● **EXERCISE REQUIREMENTS**
From the records below, copy every line that contains the word "icon".

[Collected data]
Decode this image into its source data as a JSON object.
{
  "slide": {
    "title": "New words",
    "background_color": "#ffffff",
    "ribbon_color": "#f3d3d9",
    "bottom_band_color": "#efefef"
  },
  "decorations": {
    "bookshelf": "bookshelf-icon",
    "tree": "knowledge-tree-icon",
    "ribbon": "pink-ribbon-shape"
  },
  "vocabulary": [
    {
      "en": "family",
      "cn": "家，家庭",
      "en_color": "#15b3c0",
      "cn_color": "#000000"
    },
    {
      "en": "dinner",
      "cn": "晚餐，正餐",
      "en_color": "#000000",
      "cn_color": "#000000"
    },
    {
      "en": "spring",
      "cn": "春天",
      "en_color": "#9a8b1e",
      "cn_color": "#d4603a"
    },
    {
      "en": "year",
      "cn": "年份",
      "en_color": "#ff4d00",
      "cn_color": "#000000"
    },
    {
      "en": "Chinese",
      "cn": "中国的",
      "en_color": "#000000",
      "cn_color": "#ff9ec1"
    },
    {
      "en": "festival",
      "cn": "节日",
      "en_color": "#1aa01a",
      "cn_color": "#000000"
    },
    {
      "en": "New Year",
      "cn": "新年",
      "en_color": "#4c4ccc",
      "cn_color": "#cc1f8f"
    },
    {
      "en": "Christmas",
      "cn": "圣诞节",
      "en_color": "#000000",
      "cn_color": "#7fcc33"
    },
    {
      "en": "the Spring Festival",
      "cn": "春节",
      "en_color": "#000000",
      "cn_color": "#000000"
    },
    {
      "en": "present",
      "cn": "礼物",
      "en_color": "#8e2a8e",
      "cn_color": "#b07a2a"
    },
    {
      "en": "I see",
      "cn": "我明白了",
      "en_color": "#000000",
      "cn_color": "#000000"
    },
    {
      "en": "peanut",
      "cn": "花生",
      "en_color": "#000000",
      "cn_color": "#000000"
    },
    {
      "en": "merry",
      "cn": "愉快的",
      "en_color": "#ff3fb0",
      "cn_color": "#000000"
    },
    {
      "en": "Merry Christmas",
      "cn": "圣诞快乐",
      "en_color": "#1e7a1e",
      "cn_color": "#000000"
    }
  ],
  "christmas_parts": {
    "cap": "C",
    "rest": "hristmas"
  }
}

● **IN RESPONSE**
    "bookshelf": "bookshelf-icon",
    "tree": "knowledge-tree-icon",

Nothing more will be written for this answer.